### Short task
Pull every line that holds the word "menu" from the entries.

## START Excerpted data

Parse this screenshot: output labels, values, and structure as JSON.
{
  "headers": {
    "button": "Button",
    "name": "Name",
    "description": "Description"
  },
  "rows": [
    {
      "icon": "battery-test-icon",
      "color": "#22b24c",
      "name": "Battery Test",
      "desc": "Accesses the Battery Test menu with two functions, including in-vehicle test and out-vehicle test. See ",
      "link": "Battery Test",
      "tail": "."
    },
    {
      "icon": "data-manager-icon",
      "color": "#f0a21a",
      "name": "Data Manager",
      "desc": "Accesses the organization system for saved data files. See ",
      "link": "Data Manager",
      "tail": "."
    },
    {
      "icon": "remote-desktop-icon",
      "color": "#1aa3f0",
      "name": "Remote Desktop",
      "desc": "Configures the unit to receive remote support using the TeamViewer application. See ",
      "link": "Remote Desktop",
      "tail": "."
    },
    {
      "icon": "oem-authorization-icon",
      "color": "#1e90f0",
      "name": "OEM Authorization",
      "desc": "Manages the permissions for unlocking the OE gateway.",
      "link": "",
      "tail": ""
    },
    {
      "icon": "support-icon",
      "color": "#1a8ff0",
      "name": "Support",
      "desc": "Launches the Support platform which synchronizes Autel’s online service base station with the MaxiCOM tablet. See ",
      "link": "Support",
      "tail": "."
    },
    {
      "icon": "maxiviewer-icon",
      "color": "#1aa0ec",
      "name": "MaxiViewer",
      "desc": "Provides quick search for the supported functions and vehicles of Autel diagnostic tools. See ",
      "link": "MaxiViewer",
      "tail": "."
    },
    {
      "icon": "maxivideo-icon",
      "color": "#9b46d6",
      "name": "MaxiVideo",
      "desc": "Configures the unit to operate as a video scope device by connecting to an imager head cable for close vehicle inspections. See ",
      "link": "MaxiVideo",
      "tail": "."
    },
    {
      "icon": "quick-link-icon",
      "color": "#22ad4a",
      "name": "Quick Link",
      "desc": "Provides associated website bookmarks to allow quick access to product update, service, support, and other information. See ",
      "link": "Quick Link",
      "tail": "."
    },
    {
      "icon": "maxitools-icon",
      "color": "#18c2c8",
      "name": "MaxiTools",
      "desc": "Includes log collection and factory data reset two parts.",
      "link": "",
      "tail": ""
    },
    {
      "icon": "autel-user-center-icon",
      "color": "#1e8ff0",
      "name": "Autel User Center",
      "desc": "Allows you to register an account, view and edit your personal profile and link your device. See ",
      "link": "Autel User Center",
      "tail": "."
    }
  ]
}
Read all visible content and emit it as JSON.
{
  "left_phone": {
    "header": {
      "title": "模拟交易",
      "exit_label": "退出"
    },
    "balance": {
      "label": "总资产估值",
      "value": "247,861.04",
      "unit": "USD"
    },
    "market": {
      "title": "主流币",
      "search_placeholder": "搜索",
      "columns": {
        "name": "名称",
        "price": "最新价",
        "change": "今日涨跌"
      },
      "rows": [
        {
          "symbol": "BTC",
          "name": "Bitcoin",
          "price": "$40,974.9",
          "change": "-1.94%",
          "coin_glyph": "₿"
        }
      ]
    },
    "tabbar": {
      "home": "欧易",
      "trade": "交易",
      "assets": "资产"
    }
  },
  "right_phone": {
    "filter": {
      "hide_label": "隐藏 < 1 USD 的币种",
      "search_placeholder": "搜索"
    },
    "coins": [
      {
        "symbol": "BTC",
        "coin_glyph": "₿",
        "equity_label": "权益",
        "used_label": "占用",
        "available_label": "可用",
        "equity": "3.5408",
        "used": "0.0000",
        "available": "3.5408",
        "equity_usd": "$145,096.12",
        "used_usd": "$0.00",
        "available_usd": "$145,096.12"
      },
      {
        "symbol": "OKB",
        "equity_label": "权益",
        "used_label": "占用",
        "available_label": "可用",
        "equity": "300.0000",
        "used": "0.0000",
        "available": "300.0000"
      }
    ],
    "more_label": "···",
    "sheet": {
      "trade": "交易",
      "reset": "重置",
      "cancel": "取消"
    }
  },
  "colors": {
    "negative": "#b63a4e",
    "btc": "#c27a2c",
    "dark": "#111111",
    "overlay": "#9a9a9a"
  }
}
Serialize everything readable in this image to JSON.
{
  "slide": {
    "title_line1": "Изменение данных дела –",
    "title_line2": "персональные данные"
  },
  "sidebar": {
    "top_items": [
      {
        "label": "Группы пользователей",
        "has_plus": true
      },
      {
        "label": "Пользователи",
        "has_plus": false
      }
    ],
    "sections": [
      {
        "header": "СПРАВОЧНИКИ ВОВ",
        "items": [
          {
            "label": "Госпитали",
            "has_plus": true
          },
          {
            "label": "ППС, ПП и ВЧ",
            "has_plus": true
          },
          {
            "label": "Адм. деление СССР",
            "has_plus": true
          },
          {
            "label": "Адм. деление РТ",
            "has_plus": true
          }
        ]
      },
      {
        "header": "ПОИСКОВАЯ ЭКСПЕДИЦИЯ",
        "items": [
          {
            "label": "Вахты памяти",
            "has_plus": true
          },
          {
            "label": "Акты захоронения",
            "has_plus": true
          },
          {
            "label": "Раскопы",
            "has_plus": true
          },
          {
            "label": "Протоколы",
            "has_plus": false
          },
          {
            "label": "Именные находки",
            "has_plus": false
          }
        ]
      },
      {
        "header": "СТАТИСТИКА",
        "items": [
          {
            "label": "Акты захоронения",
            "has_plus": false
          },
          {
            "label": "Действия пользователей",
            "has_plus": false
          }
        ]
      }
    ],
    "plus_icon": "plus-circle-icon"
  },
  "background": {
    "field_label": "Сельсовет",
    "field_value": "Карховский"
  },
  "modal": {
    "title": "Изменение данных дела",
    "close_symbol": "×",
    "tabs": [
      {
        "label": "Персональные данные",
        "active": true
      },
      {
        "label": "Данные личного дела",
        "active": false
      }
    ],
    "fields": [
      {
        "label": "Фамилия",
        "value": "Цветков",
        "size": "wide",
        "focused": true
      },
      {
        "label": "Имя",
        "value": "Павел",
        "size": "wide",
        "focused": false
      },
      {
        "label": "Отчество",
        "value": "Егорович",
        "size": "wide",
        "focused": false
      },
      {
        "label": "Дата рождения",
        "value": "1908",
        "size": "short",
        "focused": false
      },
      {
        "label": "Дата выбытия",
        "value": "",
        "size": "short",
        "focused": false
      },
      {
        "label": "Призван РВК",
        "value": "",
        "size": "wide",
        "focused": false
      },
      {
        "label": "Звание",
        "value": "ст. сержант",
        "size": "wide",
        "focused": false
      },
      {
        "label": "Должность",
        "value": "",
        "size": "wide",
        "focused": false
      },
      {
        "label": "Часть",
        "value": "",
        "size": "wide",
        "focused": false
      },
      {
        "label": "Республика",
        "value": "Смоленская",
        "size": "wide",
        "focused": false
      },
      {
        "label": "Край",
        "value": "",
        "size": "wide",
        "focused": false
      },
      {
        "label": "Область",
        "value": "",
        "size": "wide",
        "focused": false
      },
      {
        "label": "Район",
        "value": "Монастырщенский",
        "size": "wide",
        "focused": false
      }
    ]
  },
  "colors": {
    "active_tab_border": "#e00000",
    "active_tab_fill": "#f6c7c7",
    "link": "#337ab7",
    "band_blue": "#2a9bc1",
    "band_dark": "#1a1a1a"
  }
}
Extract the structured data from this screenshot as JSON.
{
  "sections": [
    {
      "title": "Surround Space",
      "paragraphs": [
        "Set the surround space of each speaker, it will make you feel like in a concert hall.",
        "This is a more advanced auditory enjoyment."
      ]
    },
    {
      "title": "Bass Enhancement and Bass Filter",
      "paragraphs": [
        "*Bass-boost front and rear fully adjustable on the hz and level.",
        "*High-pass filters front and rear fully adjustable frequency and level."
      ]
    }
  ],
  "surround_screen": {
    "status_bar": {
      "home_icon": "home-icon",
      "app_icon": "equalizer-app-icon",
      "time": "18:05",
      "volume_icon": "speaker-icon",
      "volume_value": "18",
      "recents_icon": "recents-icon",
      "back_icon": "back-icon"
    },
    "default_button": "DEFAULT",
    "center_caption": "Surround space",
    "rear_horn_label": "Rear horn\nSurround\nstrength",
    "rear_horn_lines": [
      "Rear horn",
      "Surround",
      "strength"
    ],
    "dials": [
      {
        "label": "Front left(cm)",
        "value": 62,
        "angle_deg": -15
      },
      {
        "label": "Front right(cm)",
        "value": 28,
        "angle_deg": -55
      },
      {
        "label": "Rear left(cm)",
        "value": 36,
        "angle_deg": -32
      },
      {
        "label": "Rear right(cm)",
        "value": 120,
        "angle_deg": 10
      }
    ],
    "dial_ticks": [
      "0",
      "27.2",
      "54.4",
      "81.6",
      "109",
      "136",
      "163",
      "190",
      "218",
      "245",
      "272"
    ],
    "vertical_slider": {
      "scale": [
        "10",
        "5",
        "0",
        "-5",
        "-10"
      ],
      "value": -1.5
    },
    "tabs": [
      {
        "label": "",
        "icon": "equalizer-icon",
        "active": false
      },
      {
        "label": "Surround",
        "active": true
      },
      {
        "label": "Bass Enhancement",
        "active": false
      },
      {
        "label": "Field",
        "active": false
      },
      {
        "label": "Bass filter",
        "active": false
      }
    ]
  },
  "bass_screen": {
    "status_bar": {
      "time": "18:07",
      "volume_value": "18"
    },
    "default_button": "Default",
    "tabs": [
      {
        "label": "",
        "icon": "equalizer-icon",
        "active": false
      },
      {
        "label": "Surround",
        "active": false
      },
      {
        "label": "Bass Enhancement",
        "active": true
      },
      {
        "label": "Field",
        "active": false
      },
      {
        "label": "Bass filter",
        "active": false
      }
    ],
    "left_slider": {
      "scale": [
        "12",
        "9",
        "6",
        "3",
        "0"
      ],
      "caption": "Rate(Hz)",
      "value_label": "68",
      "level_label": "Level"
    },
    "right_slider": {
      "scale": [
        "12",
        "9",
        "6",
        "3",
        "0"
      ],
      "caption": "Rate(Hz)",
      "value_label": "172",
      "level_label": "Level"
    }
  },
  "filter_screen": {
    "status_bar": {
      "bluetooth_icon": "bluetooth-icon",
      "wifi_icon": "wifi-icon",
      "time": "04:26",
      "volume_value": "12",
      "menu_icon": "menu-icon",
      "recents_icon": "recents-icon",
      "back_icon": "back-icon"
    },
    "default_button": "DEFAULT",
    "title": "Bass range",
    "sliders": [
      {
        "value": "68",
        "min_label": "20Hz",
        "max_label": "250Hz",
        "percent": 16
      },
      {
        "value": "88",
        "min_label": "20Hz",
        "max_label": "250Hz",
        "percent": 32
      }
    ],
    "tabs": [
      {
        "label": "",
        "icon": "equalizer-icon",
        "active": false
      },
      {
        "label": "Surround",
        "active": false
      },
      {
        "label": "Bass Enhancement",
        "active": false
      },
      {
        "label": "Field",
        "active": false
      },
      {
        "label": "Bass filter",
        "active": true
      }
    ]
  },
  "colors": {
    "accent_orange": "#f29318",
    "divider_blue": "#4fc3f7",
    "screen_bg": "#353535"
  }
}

## END Excerpted data

### Final answer
      "desc": "Accesses the Battery Test menu with two functions, including in-vehicle test and out-vehicle test. See ",
      "menu_icon": "menu-icon",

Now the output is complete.